◆ **The problem**
Single out the lines that include the word "type". Copy them.

◆ **Given records**
========

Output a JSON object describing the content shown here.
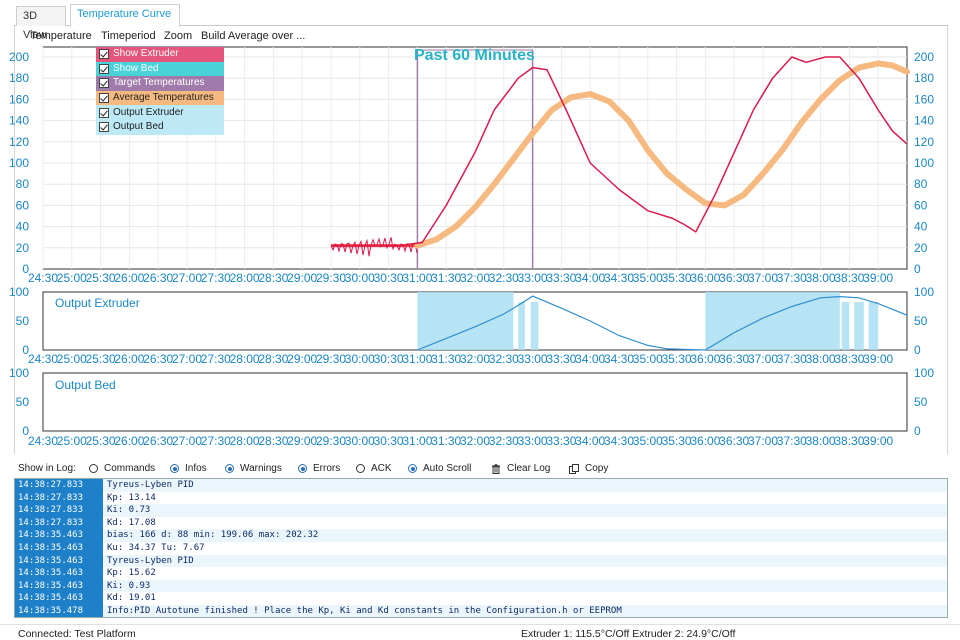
{
  "tabs": [
    {
      "label": "3D View",
      "active": false
    },
    {
      "label": "Temperature Curve",
      "active": true
    }
  ],
  "menu": [
    "Temperature",
    "Timeperiod",
    "Zoom",
    "Build Average over ..."
  ],
  "legend": [
    {
      "label": "Show Extruder",
      "bg": "#e4547c",
      "color": "#ffffff"
    },
    {
      "label": "Show Bed",
      "bg": "#4ad2d9",
      "color": "#ffffff"
    },
    {
      "label": "Target Temperatures",
      "bg": "#a07aab",
      "color": "#ffffff"
    },
    {
      "label": "Average Temperatures",
      "bg": "#f6b97f",
      "color": "#222222"
    },
    {
      "label": "Output Extruder",
      "bg": "#bde9f6",
      "color": "#222222"
    },
    {
      "label": "Output Bed",
      "bg": "#bde9f6",
      "color": "#222222"
    }
  ],
  "main_chart": {
    "title": "Past 60 Minutes",
    "y_ticks": [
      "200",
      "180",
      "160",
      "140",
      "120",
      "100",
      "80",
      "60",
      "40",
      "20",
      "0"
    ],
    "x_ticks": [
      "24:30",
      "25:00",
      "25:30",
      "26:00",
      "26:30",
      "27:00",
      "27:30",
      "28:00",
      "28:30",
      "29:00",
      "29:30",
      "30:00",
      "30:30",
      "31:00",
      "31:30",
      "32:00",
      "32:30",
      "33:00",
      "33:30",
      "34:00",
      "34:30",
      "35:00",
      "35:30",
      "36:00",
      "36:30",
      "37:00",
      "37:30",
      "38:00",
      "38:30",
      "39:00"
    ]
  },
  "output_extruder_chart": {
    "title": "Output Extruder",
    "y_ticks": [
      "100",
      "50",
      "0"
    ]
  },
  "output_bed_chart": {
    "title": "Output Bed",
    "y_ticks": [
      "100",
      "50",
      "0"
    ]
  },
  "chart_data": [
    {
      "type": "line",
      "title": "Past 60 Minutes",
      "xlabel": "",
      "ylabel": "",
      "ylim": [
        0,
        200
      ],
      "x_range": [
        "24:30",
        "39:30"
      ],
      "grid": true,
      "legend_placement": "top-left",
      "colors": {
        "extruder": "#d81b4f",
        "target": "#a07aab",
        "average": "#f6b97f",
        "flat_target": "#ff4a3a"
      },
      "series": [
        {
          "name": "Show Extruder",
          "x": [
            "29:30",
            "30:40",
            "31:05",
            "31:30",
            "32:00",
            "32:20",
            "32:45",
            "33:00",
            "33:15",
            "33:35",
            "34:00",
            "34:30",
            "35:00",
            "35:25",
            "35:38",
            "35:50",
            "36:10",
            "36:30",
            "36:50",
            "37:10",
            "37:30",
            "37:45",
            "38:05",
            "38:20",
            "38:40",
            "39:00",
            "39:15",
            "39:30"
          ],
          "values": [
            22,
            22,
            25,
            60,
            110,
            150,
            180,
            190,
            188,
            150,
            100,
            75,
            55,
            48,
            42,
            35,
            70,
            110,
            150,
            180,
            200,
            195,
            200,
            200,
            180,
            150,
            130,
            118
          ]
        },
        {
          "name": "Average Temperatures",
          "x": [
            "31:00",
            "31:20",
            "31:40",
            "32:00",
            "32:20",
            "32:40",
            "33:00",
            "33:20",
            "33:40",
            "34:00",
            "34:20",
            "34:40",
            "35:00",
            "35:20",
            "35:40",
            "36:00",
            "36:20",
            "36:40",
            "37:00",
            "37:20",
            "37:40",
            "38:00",
            "38:20",
            "38:40",
            "39:00",
            "39:15",
            "39:30"
          ],
          "values": [
            22,
            28,
            40,
            58,
            80,
            104,
            128,
            150,
            162,
            165,
            158,
            140,
            112,
            90,
            75,
            62,
            60,
            70,
            90,
            112,
            138,
            160,
            178,
            190,
            194,
            192,
            186
          ]
        }
      ]
    },
    {
      "type": "area",
      "title": "Output Extruder",
      "ylim": [
        0,
        100
      ],
      "x_range": [
        "24:30",
        "39:30"
      ],
      "series": [
        {
          "name": "Output Extruder",
          "x": [
            "31:00",
            "31:30",
            "32:00",
            "32:30",
            "32:50",
            "33:00",
            "33:30",
            "34:00",
            "34:30",
            "35:00",
            "35:20",
            "36:00",
            "36:30",
            "37:00",
            "37:30",
            "38:00",
            "38:20",
            "38:40",
            "39:00",
            "39:30"
          ],
          "values": [
            0,
            20,
            40,
            62,
            82,
            93,
            72,
            50,
            25,
            8,
            2,
            0,
            30,
            55,
            75,
            90,
            92,
            90,
            80,
            60
          ]
        }
      ]
    },
    {
      "type": "area",
      "title": "Output Bed",
      "ylim": [
        0,
        100
      ],
      "x_range": [
        "24:30",
        "39:30"
      ],
      "series": [
        {
          "name": "Output Bed",
          "x": [],
          "values": []
        }
      ]
    }
  ],
  "log_toolbar": {
    "show_in_log": "Show in Log:",
    "commands": "Commands",
    "infos": "Infos",
    "warnings": "Warnings",
    "errors": "Errors",
    "ack": "ACK",
    "auto_scroll": "Auto Scroll",
    "clear_log": "Clear Log",
    "copy": "Copy"
  },
  "log": [
    {
      "time": "14:38:27.833",
      "msg": "Tyreus-Lyben PID"
    },
    {
      "time": "14:38:27.833",
      "msg": "Kp: 13.14"
    },
    {
      "time": "14:38:27.833",
      "msg": "Ki: 0.73"
    },
    {
      "time": "14:38:27.833",
      "msg": "Kd: 17.08"
    },
    {
      "time": "14:38:35.463",
      "msg": "bias: 166 d: 88 min: 199.06 max: 202.32"
    },
    {
      "time": "14:38:35.463",
      "msg": "Ku: 34.37 Tu: 7.67"
    },
    {
      "time": "14:38:35.463",
      "msg": "Tyreus-Lyben PID"
    },
    {
      "time": "14:38:35.463",
      "msg": "Kp: 15.62"
    },
    {
      "time": "14:38:35.463",
      "msg": "Ki: 0.93"
    },
    {
      "time": "14:38:35.463",
      "msg": "Kd: 19.01"
    },
    {
      "time": "14:38:35.478",
      "msg": "Info:PID Autotune finished ! Place the Kp, Ki and Kd constants in the Configuration.h or EEPROM"
    }
  ],
  "status": {
    "connection": "Connected: Test Platform",
    "temps": "Extruder 1: 115.5°C/Off Extruder 2: 24.9°C/Off"
  }
}
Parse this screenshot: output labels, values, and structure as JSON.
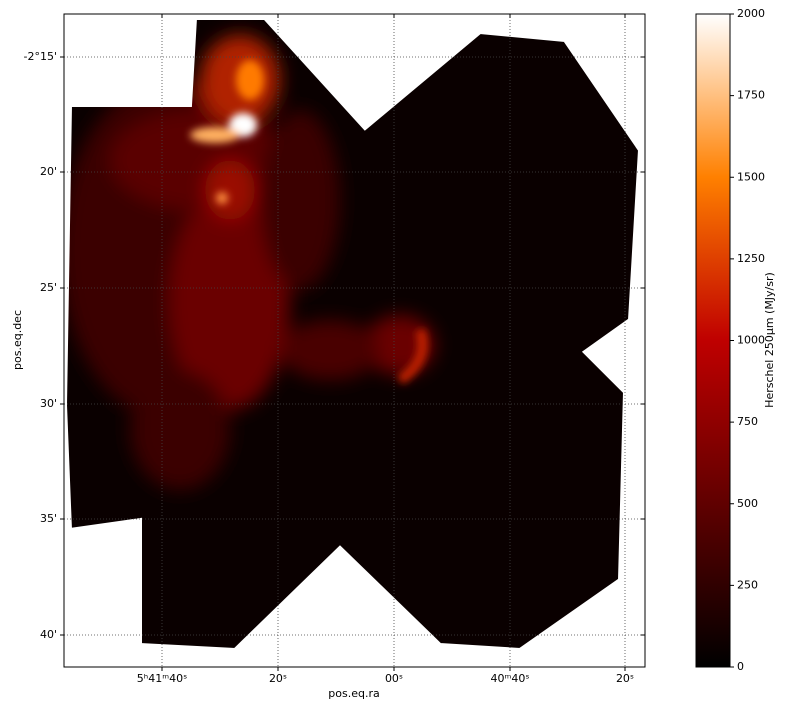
{
  "chart_data": {
    "type": "image",
    "xlabel": "pos.eq.ra",
    "ylabel": "pos.eq.dec",
    "xtick_labels": [
      "5ʰ41ᵐ40ˢ",
      "20ˢ",
      "00ˢ",
      "40ᵐ40ˢ",
      "20ˢ"
    ],
    "ytick_labels": [
      "-2°15'",
      "20'",
      "25'",
      "30'",
      "35'",
      "40'"
    ],
    "grid": true,
    "colorbar": {
      "label": "Herschel 250μm (MJy/sr)",
      "ylim": [
        0,
        2000
      ],
      "yticks": [
        0,
        250,
        500,
        750,
        1000,
        1250,
        1500,
        1750,
        2000
      ],
      "colors": [
        "#000000",
        "#600000",
        "#bf0000",
        "#ff8000",
        "#ffffff"
      ]
    }
  }
}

========

◆ **Written solution**
      "type": "line",
      "type": "area",
      "type": "area",
    "type": "image",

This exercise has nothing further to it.